• WHAT THE TASK REQUIRES: Where does the string "keonholya" appear? Copy every line of the entries below that holds it.

• STORED DATA:
-*-*-
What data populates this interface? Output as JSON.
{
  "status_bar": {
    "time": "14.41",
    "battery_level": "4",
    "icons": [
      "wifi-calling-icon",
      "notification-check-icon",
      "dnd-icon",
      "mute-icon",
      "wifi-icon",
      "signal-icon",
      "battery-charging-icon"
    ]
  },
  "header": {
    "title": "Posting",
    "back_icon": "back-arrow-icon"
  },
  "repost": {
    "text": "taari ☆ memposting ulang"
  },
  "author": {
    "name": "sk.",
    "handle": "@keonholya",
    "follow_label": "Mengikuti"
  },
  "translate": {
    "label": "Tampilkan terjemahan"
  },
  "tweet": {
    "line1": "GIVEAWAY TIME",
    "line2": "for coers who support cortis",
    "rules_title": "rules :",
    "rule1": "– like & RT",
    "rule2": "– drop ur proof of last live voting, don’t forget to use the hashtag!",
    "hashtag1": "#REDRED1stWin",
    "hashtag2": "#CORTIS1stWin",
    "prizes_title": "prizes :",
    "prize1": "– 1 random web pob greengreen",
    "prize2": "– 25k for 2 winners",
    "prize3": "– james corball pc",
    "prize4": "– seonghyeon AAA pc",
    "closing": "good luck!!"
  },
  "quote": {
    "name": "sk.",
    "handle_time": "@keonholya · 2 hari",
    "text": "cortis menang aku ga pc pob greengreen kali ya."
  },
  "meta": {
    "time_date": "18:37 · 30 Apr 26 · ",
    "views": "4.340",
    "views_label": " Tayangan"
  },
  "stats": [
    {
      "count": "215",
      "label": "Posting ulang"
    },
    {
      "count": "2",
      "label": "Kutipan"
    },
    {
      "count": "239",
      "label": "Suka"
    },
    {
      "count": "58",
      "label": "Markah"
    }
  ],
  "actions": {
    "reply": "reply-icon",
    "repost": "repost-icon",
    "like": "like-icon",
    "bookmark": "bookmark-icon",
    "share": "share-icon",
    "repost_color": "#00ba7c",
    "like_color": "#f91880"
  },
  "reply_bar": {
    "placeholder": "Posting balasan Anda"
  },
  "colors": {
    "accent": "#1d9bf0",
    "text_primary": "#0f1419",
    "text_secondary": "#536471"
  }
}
-*-*-
• RESPONSE TO THE TASK:
    "handle": "@keonholya",
    "handle_time": "@keonholya · 2 hari",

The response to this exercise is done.